— Start —

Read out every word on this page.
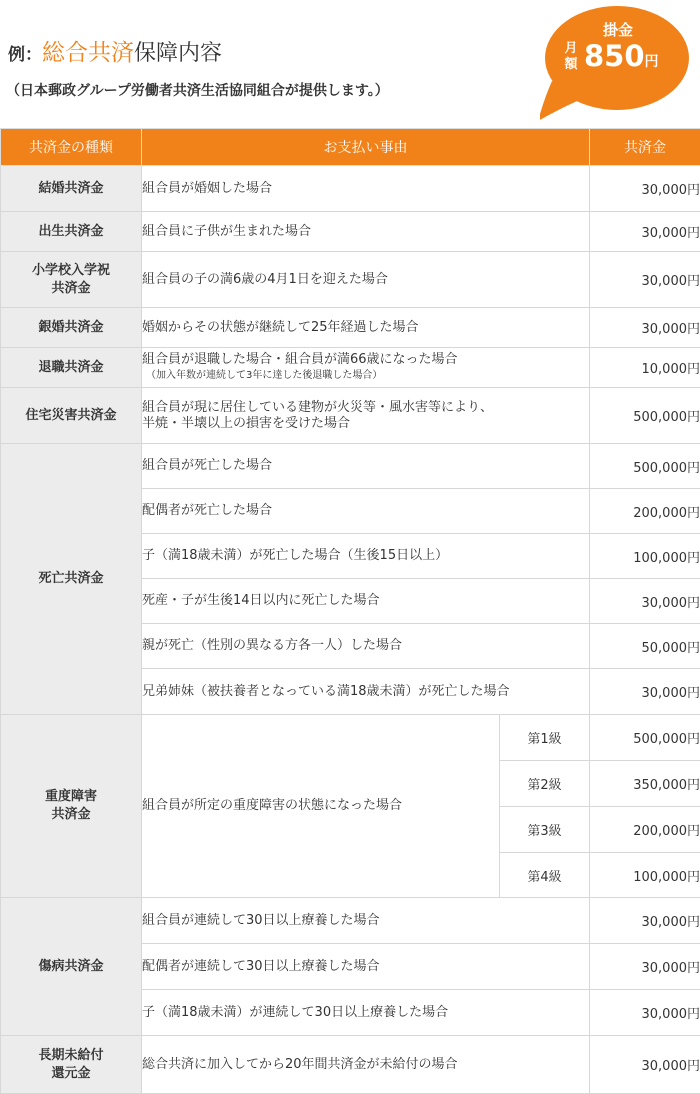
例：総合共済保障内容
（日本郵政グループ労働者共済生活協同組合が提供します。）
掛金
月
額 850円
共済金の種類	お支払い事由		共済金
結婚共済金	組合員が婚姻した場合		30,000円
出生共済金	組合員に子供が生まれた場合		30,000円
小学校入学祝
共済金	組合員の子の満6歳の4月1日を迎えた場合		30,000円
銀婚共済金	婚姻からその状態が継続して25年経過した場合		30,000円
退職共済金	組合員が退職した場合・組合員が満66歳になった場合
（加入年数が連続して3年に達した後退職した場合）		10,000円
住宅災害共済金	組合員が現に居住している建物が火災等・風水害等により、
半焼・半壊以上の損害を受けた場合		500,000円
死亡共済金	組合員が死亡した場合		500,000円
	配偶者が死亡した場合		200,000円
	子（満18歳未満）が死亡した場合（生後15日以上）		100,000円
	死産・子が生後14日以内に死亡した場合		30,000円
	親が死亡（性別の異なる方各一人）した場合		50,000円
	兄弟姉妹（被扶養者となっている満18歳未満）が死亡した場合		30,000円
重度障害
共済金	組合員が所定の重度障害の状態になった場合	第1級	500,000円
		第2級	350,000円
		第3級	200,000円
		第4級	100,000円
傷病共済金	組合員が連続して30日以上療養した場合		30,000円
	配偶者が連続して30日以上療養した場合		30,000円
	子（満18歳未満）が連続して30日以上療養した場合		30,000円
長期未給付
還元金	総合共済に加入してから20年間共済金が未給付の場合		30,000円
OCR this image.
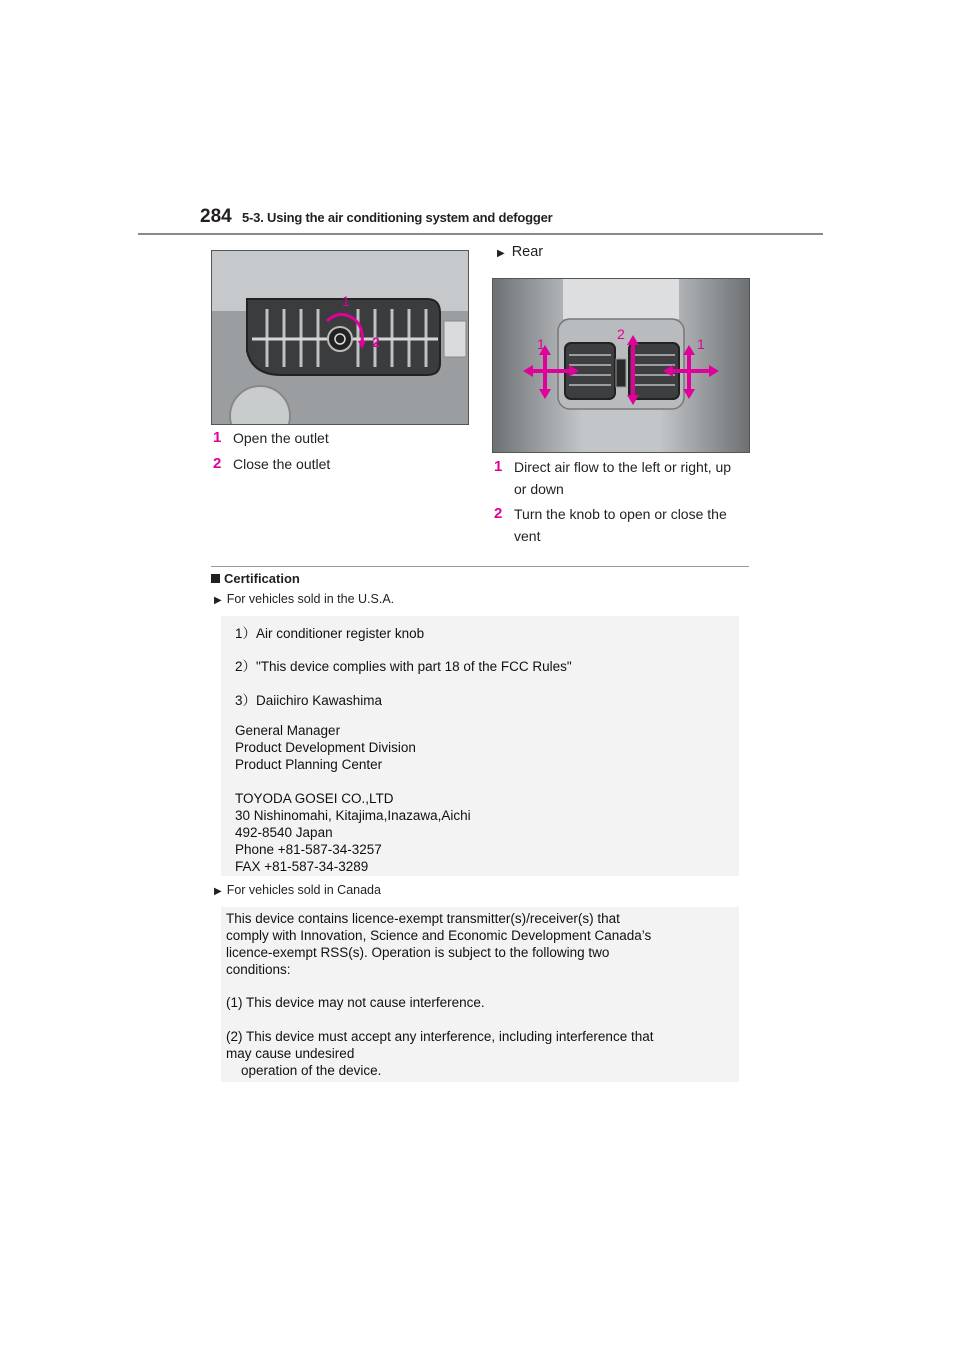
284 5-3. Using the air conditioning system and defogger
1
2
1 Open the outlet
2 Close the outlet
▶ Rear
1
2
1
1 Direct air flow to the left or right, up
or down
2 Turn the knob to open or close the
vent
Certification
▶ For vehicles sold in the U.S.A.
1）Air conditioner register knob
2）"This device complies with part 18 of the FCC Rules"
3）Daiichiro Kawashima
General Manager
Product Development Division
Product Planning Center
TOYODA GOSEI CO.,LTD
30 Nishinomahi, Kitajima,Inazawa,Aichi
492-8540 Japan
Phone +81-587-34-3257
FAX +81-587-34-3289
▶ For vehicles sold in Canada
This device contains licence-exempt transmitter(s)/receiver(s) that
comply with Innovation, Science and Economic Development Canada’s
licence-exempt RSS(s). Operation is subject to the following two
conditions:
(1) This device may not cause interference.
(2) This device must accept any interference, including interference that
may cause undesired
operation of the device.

— End —
— Start —

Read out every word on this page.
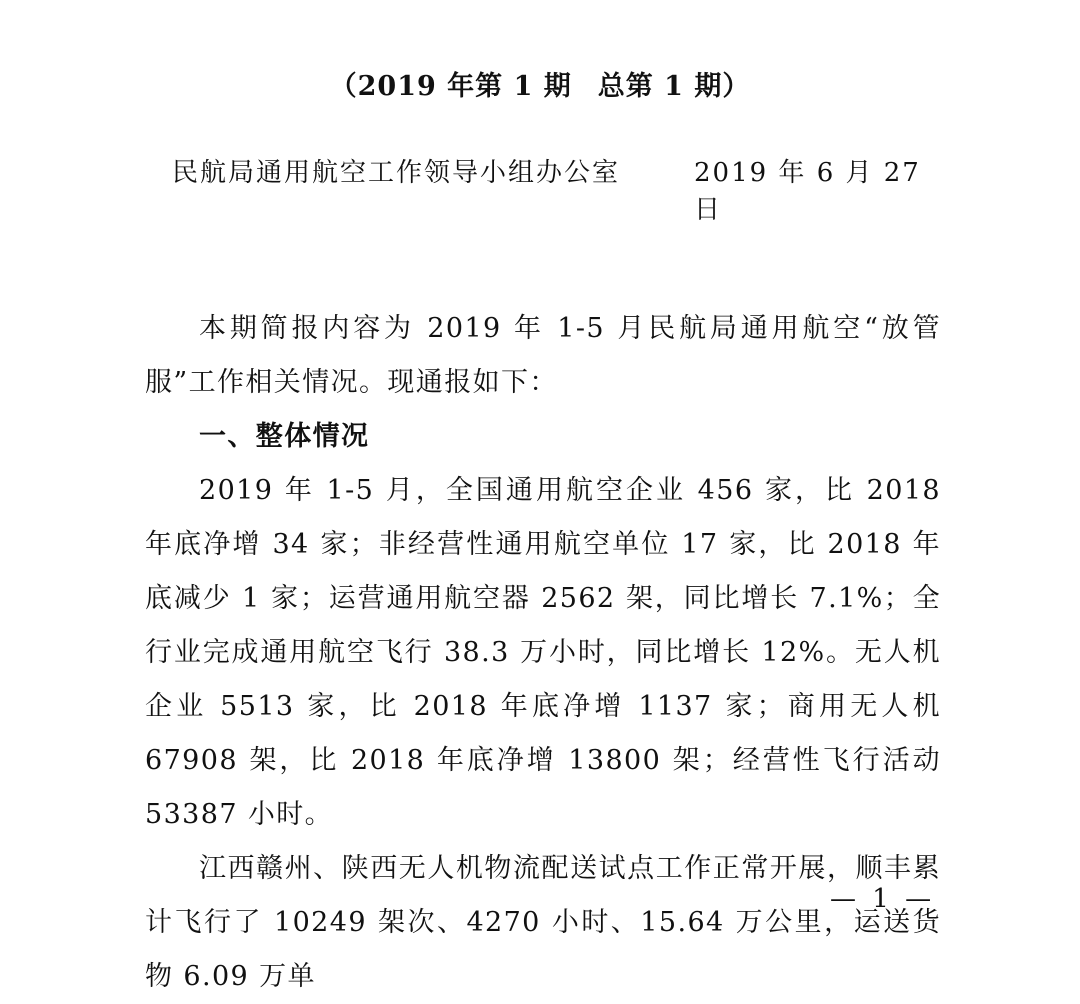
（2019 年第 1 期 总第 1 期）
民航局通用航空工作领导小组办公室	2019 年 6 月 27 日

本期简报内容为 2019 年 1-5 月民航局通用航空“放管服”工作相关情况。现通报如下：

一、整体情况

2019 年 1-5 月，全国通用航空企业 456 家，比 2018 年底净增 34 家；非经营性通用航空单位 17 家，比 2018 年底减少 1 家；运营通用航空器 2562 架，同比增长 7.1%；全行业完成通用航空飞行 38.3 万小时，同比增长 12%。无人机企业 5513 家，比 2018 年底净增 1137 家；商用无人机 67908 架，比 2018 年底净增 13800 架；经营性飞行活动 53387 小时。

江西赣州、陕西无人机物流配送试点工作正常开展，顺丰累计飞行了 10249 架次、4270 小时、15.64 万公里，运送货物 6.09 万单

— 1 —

— End —
— Start —

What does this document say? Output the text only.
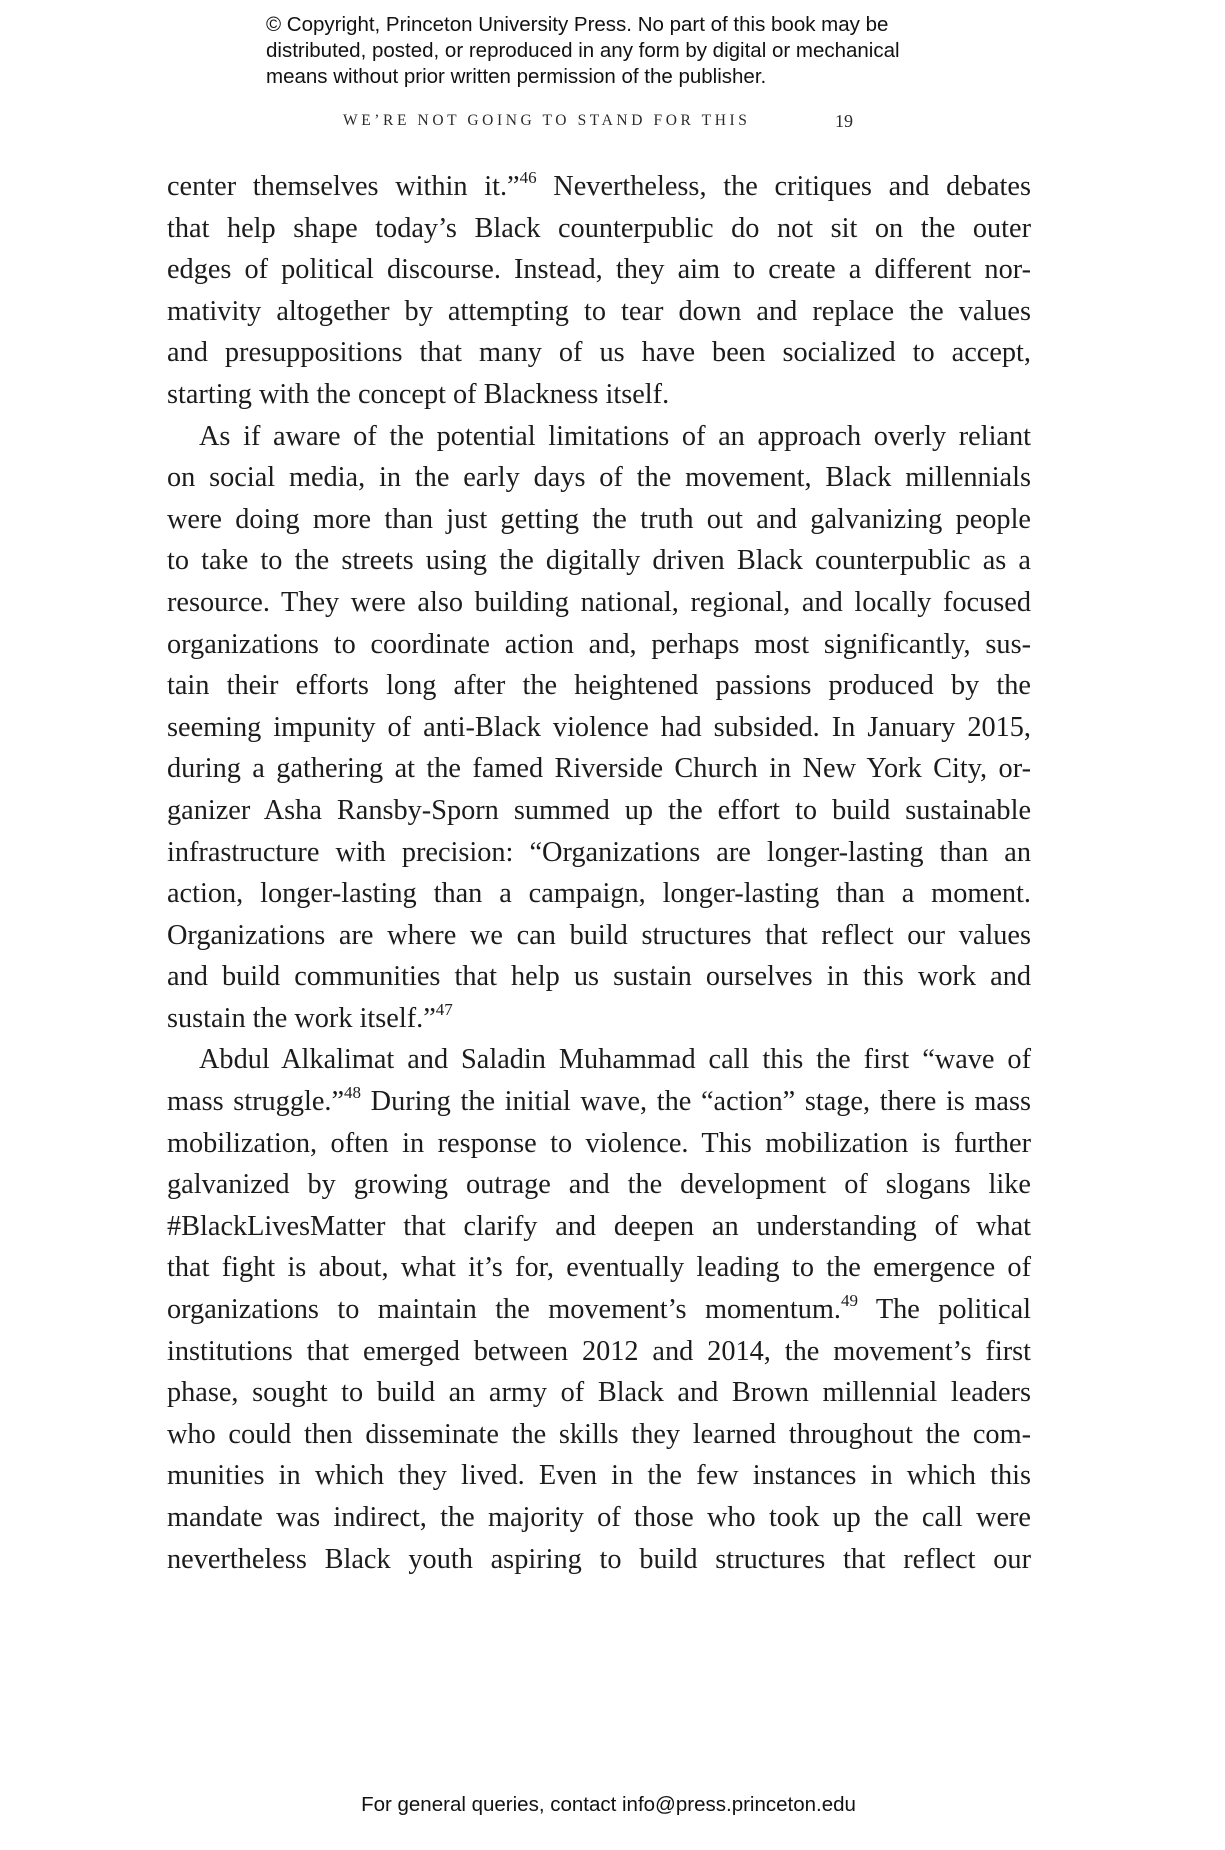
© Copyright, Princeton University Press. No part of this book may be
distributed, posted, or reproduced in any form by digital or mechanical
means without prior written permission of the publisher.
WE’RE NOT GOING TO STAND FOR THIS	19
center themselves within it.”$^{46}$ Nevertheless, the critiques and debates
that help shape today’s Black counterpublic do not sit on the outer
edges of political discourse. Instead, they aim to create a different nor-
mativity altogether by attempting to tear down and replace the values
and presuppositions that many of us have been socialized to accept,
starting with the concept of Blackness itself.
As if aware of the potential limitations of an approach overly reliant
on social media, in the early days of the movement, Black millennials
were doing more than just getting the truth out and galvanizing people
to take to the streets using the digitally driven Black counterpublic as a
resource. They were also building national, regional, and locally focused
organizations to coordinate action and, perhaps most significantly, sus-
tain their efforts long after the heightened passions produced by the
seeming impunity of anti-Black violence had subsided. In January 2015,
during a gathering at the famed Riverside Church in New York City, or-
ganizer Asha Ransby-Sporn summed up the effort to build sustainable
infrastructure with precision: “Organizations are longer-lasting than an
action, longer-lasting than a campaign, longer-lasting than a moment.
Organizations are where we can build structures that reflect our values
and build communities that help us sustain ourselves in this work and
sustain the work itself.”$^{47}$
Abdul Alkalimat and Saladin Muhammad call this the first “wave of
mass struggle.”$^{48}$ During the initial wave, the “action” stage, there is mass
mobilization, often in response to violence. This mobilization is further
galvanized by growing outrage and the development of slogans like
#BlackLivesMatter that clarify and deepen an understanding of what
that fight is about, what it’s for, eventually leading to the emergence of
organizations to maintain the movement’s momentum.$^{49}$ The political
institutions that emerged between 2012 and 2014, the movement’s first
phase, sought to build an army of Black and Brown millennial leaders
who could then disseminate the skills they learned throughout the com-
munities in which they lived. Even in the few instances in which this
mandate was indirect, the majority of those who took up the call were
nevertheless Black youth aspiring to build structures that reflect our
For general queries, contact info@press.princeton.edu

— End —

List all lines in the material containing the string "longer".

infrastructure with precision: “Organizations are longer-lasting than an
action, longer-lasting than a campaign, longer-lasting than a moment.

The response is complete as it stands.